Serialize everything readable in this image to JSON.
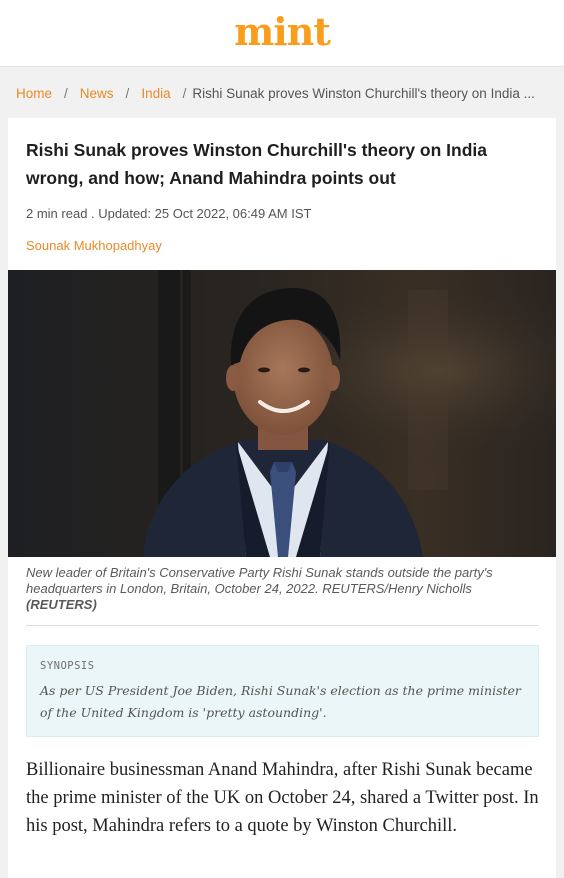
{
  "brand": {
    "logo_text": "mint"
  },
  "breadcrumb": {
    "home": "Home",
    "news": "News",
    "india": "India",
    "current": "Rishi Sunak proves Winston Churchill's theory on India ..."
  },
  "article": {
    "headline": "Rishi Sunak proves Winston Churchill's theory on India wrong, and how; Anand Mahindra points out",
    "meta": "2 min read . Updated: 25 Oct 2022, 06:49 AM IST",
    "author": "Sounak Mukhopadhyay",
    "image_caption": "New leader of Britain's Conservative Party Rishi Sunak stands outside the party's headquarters in London, Britain, October 24, 2022. REUTERS/Henry Nicholls",
    "image_credit": "(REUTERS)",
    "synopsis_label": "SYNOPSIS",
    "synopsis_text": "As per US President Joe Biden, Rishi Sunak's election as the prime minister of the United Kingdom is 'pretty astounding'.",
    "body_paragraph": "Billionaire businessman Anand Mahindra, after Rishi Sunak became the prime minister of the UK on October 24, shared a Twitter post. In his post, Mahindra refers to a quote by Winston Churchill."
  },
  "colors": {
    "brand_orange": "#f99d1c",
    "link_orange": "#e98a27",
    "synopsis_bg": "#eaf6f7"
  }
}
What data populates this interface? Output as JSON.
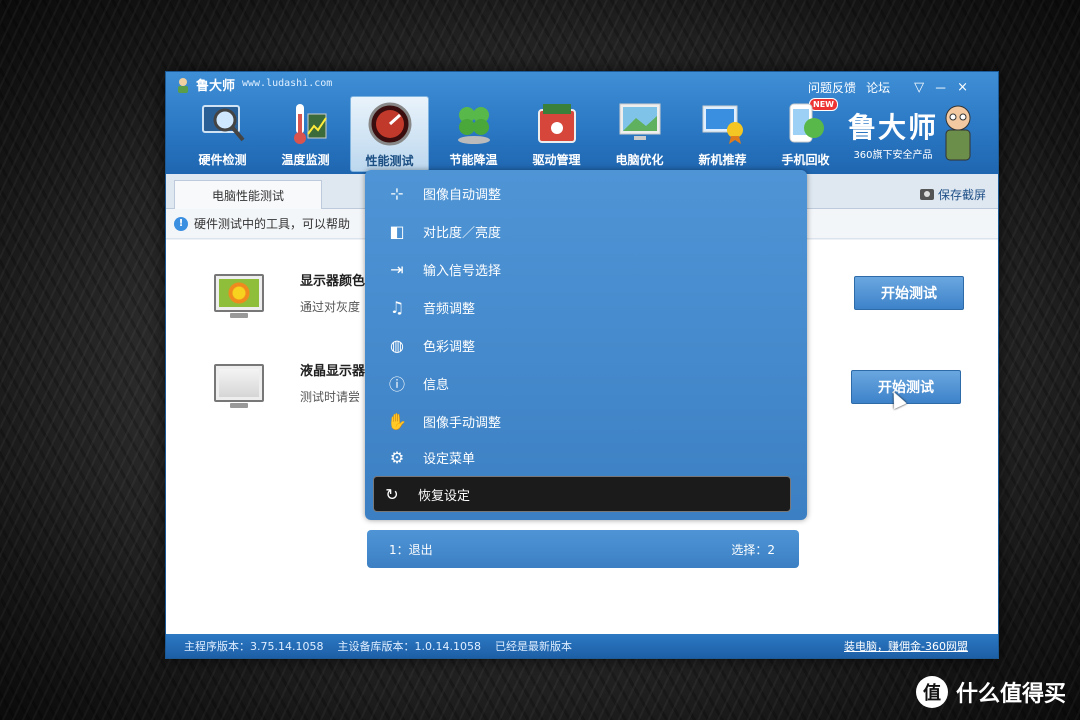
{
  "app": {
    "title": "鲁大师",
    "url": "www.ludashi.com",
    "top_links": [
      "问题反馈",
      "论坛"
    ],
    "window_controls": [
      "▽",
      "－",
      "×"
    ]
  },
  "toolbar": {
    "items": [
      {
        "label": "硬件检测",
        "icon": "magnifier-monitor-icon",
        "color": "#8fb8e0"
      },
      {
        "label": "温度监测",
        "icon": "thermometer-icon",
        "color": "#d9534f"
      },
      {
        "label": "性能测试",
        "icon": "speedometer-icon",
        "color": "#c0392b",
        "active": true
      },
      {
        "label": "节能降温",
        "icon": "clover-icon",
        "color": "#59b84a"
      },
      {
        "label": "驱动管理",
        "icon": "chip-box-icon",
        "color": "#d6463b"
      },
      {
        "label": "电脑优化",
        "icon": "monitor-landscape-icon",
        "color": "#5fb05f"
      },
      {
        "label": "新机推荐",
        "icon": "monitor-medal-icon",
        "color": "#3a8fe0"
      },
      {
        "label": "手机回收",
        "icon": "phone-recycle-icon",
        "color": "#59b84a",
        "badge": "NEW"
      }
    ]
  },
  "brand": {
    "name": "鲁大师",
    "subtitle": "360旗下安全产品"
  },
  "tabs": {
    "current": "电脑性能测试",
    "save_screenshot": "保存截屏"
  },
  "info_text": "硬件测试中的工具，可以帮助",
  "tests": [
    {
      "title": "显示器颜色",
      "desc": "通过对灰度",
      "button": "开始测试"
    },
    {
      "title": "液晶显示器",
      "desc": "测试时请尝",
      "button": "开始测试"
    }
  ],
  "status": {
    "main_version_label": "主程序版本：",
    "main_version": "3.75.14.1058",
    "db_version_label": "主设备库版本：",
    "db_version": "1.0.14.1058",
    "latest": "已经是最新版本",
    "promo_link": "装电脑，赚佣金-360网盟"
  },
  "osd": {
    "items": [
      {
        "label": "图像自动调整",
        "icon": "auto-adjust-icon"
      },
      {
        "label": "对比度／亮度",
        "icon": "contrast-icon"
      },
      {
        "label": "输入信号选择",
        "icon": "input-source-icon"
      },
      {
        "label": "音频调整",
        "icon": "audio-note-icon"
      },
      {
        "label": "色彩调整",
        "icon": "palette-icon"
      },
      {
        "label": "信息",
        "icon": "info-icon"
      },
      {
        "label": "图像手动调整",
        "icon": "manual-adjust-icon"
      },
      {
        "label": "设定菜单",
        "icon": "settings-gear-icon"
      },
      {
        "label": "恢复设定",
        "icon": "reset-icon",
        "selected": true
      }
    ],
    "footer_left": "1：退出",
    "footer_right": "选择：2"
  },
  "watermark": {
    "logo": "值",
    "text": "什么值得买"
  }
}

********************

**What to do:** Set down the lines of the records above exactly, apart from the pictures.

**Exercise solution:**
Serialize everything readable in this image to JSON.
{
  "brand": {
    "logo_text": "mint"
  },
  "breadcrumb": {
    "home": "Home",
    "news": "News",
    "india": "India",
    "current": "Rishi Sunak proves Winston Churchill's theory on India ..."
  },
  "article": {
    "headline": "Rishi Sunak proves Winston Churchill's theory on India wrong, and how; Anand Mahindra points out",
    "meta": "2 min read . Updated: 25 Oct 2022, 06:49 AM IST",
    "author": "Sounak Mukhopadhyay",
    "image_caption": "New leader of Britain's Conservative Party Rishi Sunak stands outside the party's headquarters in London, Britain, October 24, 2022. REUTERS/Henry Nicholls",
    "image_credit": "(REUTERS)",
    "synopsis_label": "SYNOPSIS",
    "synopsis_text": "As per US President Joe Biden, Rishi Sunak's election as the prime minister of the United Kingdom is 'pretty astounding'.",
    "body_paragraph": "Billionaire businessman Anand Mahindra, after Rishi Sunak became the prime minister of the UK on October 24, shared a Twitter post. In his post, Mahindra refers to a quote by Winston Churchill."
  },
  "colors": {
    "brand_orange": "#f99d1c",
    "link_orange": "#e98a27",
    "synopsis_bg": "#eaf6f7"
  }
}
What data populates this interface? Output as JSON.
{
  "app": {
    "title": "鲁大师",
    "url": "www.ludashi.com",
    "top_links": [
      "问题反馈",
      "论坛"
    ],
    "window_controls": [
      "▽",
      "－",
      "×"
    ]
  },
  "toolbar": {
    "items": [
      {
        "label": "硬件检测",
        "icon": "magnifier-monitor-icon",
        "color": "#8fb8e0"
      },
      {
        "label": "温度监测",
        "icon": "thermometer-icon",
        "color": "#d9534f"
      },
      {
        "label": "性能测试",
        "icon": "speedometer-icon",
        "color": "#c0392b",
        "active": true
      },
      {
        "label": "节能降温",
        "icon": "clover-icon",
        "color": "#59b84a"
      },
      {
        "label": "驱动管理",
        "icon": "chip-box-icon",
        "color": "#d6463b"
      },
      {
        "label": "电脑优化",
        "icon": "monitor-landscape-icon",
        "color": "#5fb05f"
      },
      {
        "label": "新机推荐",
        "icon": "monitor-medal-icon",
        "color": "#3a8fe0"
      },
      {
        "label": "手机回收",
        "icon": "phone-recycle-icon",
        "color": "#59b84a",
        "badge": "NEW"
      }
    ]
  },
  "brand": {
    "name": "鲁大师",
    "subtitle": "360旗下安全产品"
  },
  "tabs": {
    "current": "电脑性能测试",
    "save_screenshot": "保存截屏"
  },
  "info_text": "硬件测试中的工具，可以帮助",
  "tests": [
    {
      "title": "显示器颜色",
      "desc": "通过对灰度",
      "button": "开始测试"
    },
    {
      "title": "液晶显示器",
      "desc": "测试时请尝",
      "button": "开始测试"
    }
  ],
  "status": {
    "main_version_label": "主程序版本：",
    "main_version": "3.75.14.1058",
    "db_version_label": "主设备库版本：",
    "db_version": "1.0.14.1058",
    "latest": "已经是最新版本",
    "promo_link": "装电脑，赚佣金-360网盟"
  },
  "osd": {
    "items": [
      {
        "label": "图像自动调整",
        "icon": "auto-adjust-icon"
      },
      {
        "label": "对比度／亮度",
        "icon": "contrast-icon"
      },
      {
        "label": "输入信号选择",
        "icon": "input-source-icon"
      },
      {
        "label": "音频调整",
        "icon": "audio-note-icon"
      },
      {
        "label": "色彩调整",
        "icon": "palette-icon"
      },
      {
        "label": "信息",
        "icon": "info-icon"
      },
      {
        "label": "图像手动调整",
        "icon": "manual-adjust-icon"
      },
      {
        "label": "设定菜单",
        "icon": "settings-gear-icon"
      },
      {
        "label": "恢复设定",
        "icon": "reset-icon",
        "selected": true
      }
    ],
    "footer_left": "1：退出",
    "footer_right": "选择：2"
  },
  "watermark": {
    "logo": "值",
    "text": "什么值得买"
  }
}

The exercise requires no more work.